Search the data below for the word "open" and copy each line that holds it.

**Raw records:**
******

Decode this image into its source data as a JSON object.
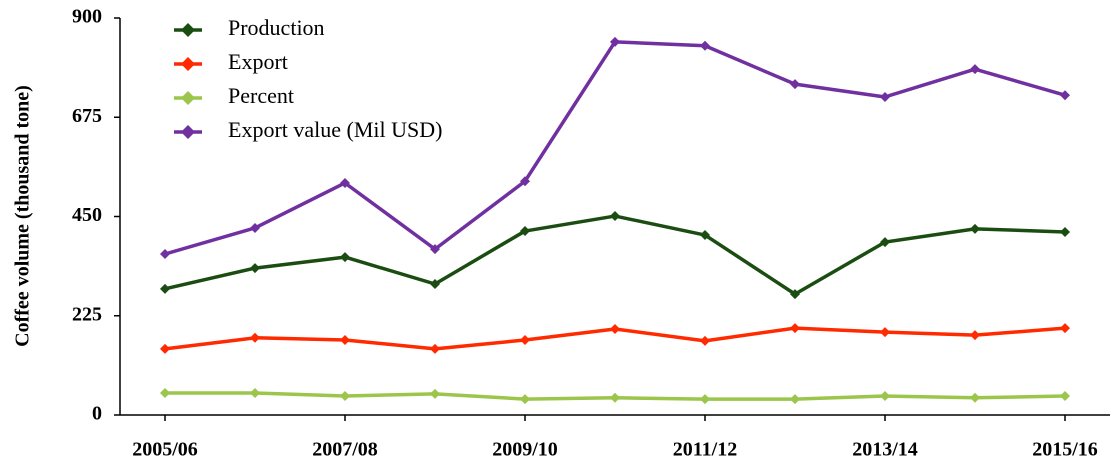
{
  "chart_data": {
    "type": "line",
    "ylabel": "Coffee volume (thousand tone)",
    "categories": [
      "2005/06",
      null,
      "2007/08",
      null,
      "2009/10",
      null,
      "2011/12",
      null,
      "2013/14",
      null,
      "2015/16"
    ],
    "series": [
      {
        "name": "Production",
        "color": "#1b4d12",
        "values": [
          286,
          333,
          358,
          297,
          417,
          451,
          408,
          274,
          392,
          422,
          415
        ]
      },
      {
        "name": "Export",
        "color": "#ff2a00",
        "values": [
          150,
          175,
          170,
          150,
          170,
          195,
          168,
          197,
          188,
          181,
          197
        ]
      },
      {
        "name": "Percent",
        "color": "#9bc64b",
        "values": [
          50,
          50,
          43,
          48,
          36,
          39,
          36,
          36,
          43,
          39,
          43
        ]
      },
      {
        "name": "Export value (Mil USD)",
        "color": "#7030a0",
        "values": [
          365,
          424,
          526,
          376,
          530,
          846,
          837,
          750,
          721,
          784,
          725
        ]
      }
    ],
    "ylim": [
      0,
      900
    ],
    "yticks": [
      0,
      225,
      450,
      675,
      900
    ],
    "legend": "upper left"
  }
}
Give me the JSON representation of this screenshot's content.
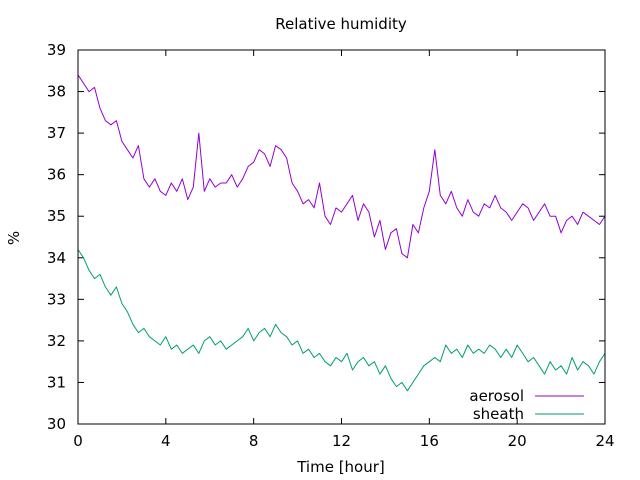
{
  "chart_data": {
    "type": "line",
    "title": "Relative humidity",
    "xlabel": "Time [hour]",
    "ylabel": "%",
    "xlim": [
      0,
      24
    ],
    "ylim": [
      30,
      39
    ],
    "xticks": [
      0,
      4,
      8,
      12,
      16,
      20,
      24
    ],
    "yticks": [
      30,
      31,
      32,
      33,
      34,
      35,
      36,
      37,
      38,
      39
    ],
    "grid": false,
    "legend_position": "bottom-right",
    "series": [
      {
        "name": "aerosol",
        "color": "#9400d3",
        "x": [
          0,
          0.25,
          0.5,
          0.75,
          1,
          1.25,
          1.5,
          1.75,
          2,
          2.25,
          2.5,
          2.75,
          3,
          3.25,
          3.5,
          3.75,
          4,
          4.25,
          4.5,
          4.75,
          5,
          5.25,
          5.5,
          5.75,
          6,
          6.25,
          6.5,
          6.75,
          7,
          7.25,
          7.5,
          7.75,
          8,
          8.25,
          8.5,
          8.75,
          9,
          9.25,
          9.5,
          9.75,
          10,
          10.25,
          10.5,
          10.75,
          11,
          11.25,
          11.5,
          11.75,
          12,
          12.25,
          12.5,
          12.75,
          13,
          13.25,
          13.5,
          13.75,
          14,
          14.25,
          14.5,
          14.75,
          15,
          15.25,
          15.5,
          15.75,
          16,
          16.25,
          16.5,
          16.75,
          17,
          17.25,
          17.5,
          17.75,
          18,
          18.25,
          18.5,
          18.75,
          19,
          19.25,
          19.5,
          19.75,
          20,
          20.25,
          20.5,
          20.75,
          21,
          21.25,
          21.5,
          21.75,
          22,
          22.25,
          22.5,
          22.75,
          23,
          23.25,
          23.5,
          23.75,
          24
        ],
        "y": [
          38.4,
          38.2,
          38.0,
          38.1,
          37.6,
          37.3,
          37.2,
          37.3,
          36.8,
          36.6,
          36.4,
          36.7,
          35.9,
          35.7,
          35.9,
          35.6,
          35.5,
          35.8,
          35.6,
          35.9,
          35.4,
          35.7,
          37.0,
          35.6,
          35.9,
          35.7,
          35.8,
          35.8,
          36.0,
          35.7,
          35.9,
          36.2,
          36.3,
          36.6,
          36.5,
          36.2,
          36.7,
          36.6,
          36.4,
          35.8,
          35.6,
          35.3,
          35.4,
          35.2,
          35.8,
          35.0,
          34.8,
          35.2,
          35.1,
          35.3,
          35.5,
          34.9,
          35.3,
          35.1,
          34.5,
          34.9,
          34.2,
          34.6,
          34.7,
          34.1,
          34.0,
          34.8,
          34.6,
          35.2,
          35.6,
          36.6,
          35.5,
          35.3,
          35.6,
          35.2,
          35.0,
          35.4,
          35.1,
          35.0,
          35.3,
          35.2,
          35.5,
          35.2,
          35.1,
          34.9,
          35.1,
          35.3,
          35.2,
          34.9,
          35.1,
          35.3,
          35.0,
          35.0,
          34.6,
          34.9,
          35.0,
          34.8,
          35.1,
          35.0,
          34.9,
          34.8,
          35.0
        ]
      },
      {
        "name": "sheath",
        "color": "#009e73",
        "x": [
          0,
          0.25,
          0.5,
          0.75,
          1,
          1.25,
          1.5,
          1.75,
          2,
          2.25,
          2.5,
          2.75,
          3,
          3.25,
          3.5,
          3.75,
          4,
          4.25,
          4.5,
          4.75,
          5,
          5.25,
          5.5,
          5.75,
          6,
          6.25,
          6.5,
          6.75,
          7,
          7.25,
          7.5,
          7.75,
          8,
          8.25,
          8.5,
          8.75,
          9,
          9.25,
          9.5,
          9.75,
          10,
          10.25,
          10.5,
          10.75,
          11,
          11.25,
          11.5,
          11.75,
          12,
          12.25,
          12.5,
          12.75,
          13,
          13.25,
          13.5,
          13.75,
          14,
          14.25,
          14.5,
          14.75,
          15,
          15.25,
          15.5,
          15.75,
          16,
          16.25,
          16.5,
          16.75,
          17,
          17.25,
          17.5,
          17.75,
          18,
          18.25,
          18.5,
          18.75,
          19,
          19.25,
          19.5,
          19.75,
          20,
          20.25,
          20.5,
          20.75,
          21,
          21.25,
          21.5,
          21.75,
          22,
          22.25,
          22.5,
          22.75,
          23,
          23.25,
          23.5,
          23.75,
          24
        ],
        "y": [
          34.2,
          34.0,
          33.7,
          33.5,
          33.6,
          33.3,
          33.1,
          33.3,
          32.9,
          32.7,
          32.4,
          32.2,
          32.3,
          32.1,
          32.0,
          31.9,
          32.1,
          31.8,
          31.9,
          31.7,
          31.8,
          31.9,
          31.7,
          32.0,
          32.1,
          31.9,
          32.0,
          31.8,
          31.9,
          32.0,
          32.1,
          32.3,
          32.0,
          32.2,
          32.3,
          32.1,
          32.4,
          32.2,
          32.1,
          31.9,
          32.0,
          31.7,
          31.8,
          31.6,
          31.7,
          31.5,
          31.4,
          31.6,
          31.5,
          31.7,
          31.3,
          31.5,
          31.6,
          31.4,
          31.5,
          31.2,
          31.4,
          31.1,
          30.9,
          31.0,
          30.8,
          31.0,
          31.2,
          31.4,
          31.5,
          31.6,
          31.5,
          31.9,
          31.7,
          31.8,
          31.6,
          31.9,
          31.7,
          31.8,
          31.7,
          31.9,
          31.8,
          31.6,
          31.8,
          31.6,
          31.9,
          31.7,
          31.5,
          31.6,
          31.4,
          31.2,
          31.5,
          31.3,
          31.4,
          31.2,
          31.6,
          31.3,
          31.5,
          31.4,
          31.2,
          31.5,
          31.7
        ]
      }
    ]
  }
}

******

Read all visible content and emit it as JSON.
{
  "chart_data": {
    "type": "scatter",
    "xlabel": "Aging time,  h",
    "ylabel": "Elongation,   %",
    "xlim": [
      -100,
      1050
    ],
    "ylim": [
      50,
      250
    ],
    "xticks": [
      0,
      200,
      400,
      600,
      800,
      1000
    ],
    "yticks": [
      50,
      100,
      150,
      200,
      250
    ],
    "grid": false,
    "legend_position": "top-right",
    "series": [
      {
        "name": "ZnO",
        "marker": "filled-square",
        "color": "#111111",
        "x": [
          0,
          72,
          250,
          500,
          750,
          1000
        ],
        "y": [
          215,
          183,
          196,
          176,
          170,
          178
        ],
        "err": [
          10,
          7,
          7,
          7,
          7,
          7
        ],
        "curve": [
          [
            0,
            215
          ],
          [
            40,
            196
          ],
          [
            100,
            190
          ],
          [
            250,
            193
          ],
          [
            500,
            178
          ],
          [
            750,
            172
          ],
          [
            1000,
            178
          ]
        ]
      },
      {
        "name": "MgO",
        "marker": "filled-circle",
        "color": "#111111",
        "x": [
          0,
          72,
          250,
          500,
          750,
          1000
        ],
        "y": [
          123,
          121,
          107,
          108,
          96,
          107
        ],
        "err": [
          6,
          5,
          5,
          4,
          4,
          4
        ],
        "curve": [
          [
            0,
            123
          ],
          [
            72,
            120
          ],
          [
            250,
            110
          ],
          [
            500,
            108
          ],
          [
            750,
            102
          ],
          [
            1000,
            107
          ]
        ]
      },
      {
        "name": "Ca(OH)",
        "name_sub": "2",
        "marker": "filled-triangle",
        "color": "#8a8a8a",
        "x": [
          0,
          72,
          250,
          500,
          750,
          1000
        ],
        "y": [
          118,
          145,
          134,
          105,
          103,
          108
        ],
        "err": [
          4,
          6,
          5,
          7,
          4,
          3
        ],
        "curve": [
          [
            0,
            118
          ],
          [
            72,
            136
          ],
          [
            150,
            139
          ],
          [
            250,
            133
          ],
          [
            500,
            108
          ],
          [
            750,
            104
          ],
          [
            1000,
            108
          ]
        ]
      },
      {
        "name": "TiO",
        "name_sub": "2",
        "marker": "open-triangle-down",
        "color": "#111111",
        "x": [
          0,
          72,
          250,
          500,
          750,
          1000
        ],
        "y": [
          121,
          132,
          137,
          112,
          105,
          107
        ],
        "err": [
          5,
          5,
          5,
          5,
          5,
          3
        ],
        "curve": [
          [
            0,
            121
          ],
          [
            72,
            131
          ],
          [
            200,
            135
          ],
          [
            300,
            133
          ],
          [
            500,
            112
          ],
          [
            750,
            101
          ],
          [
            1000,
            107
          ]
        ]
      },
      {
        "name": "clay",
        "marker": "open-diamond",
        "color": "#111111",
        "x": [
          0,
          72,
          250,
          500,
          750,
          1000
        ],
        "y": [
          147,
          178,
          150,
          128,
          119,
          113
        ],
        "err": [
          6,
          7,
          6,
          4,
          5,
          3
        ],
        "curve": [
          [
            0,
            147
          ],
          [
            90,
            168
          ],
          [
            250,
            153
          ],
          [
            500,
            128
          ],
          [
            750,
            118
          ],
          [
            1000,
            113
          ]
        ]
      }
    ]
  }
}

******

**Result of the task:**
        "marker": "open-triangle-down",
        "marker": "open-diamond",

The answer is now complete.